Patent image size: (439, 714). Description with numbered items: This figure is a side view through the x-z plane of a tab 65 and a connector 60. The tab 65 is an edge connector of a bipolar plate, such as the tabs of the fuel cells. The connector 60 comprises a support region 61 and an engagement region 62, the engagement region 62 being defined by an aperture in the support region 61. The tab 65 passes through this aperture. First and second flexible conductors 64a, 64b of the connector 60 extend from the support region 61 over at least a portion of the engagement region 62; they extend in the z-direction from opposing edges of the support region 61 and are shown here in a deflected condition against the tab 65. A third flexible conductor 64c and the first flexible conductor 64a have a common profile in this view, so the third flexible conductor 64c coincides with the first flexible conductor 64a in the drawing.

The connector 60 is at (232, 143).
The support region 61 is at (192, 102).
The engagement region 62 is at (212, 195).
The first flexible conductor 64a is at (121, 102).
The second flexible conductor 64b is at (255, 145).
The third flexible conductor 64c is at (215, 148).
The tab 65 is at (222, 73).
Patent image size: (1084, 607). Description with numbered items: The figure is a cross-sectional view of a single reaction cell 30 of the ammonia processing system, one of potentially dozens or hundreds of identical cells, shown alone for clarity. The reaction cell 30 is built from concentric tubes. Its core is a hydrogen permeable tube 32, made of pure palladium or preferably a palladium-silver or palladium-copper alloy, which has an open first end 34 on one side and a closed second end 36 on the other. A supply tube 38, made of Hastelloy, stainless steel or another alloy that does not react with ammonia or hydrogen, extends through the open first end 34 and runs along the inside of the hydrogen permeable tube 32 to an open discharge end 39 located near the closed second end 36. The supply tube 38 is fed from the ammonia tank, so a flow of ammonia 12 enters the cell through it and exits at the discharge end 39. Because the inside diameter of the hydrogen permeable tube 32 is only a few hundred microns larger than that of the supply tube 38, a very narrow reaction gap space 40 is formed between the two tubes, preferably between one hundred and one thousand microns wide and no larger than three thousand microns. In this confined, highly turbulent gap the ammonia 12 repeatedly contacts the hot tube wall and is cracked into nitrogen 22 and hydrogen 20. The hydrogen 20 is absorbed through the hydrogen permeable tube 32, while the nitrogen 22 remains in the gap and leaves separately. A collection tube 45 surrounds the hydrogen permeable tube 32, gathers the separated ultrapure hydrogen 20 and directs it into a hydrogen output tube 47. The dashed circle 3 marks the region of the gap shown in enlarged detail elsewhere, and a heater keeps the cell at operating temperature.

################

EXERCISE REQUIREMENTS =
Retype every record above exactly.

REPLY TO THE TASK =
Patent image size: (439, 714). Description with numbered items: This figure is a side view through the x-z plane of a tab 65 and a connector 60. The tab 65 is an edge connector of a bipolar plate, such as the tabs of the fuel cells. The connector 60 comprises a support region 61 and an engagement region 62, the engagement region 62 being defined by an aperture in the support region 61. The tab 65 passes through this aperture. First and second flexible conductors 64a, 64b of the connector 60 extend from the support region 61 over at least a portion of the engagement region 62; they extend in the z-direction from opposing edges of the support region 61 and are shown here in a deflected condition against the tab 65. A third flexible conductor 64c and the first flexible conductor 64a have a common profile in this view, so the third flexible conductor 64c coincides with the first flexible conductor 64a in the drawing.

The connector 60 is at (232, 143).
The support region 61 is at (192, 102).
The engagement region 62 is at (212, 195).
The first flexible conductor 64a is at (121, 102).
The second flexible conductor 64b is at (255, 145).
The third flexible conductor 64c is at (215, 148).
The tab 65 is at (222, 73).
Patent image size: (1084, 607). Description with numbered items: The figure is a cross-sectional view of a single reaction cell 30 of the ammonia processing system, one of potentially dozens or hundreds of identical cells, shown alone for clarity. The reaction cell 30 is built from concentric tubes. Its core is a hydrogen permeable tube 32, made of pure palladium or preferably a palladium-silver or palladium-copper alloy, which has an open first end 34 on one side and a closed second end 36 on the other. A supply tube 38, made of Hastelloy, stainless steel or another alloy that does not react with ammonia or hydrogen, extends through the open first end 34 and runs along the inside of the hydrogen permeable tube 32 to an open discharge end 39 located near the closed second end 36. The supply tube 38 is fed from the ammonia tank, so a flow of ammonia 12 enters the cell through it and exits at the discharge end 39. Because the inside diameter of the hydrogen permeable tube 32 is only a few hundred microns larger than that of the supply tube 38, a very narrow reaction gap space 40 is formed between the two tubes, preferably between one hundred and one thousand microns wide and no larger than three thousand microns. In this confined, highly turbulent gap the ammonia 12 repeatedly contacts the hot tube wall and is cracked into nitrogen 22 and hydrogen 20. The hydrogen 20 is absorbed through the hydrogen permeable tube 32, while the nitrogen 22 remains in the gap and leaves separately. A collection tube 45 surrounds the hydrogen permeable tube 32, gathers the separated ultrapure hydrogen 20 and directs it into a hydrogen output tube 47. The dashed circle 3 marks the region of the gap shown in enlarged detail elsewhere, and a heater keeps the cell at operating temperature.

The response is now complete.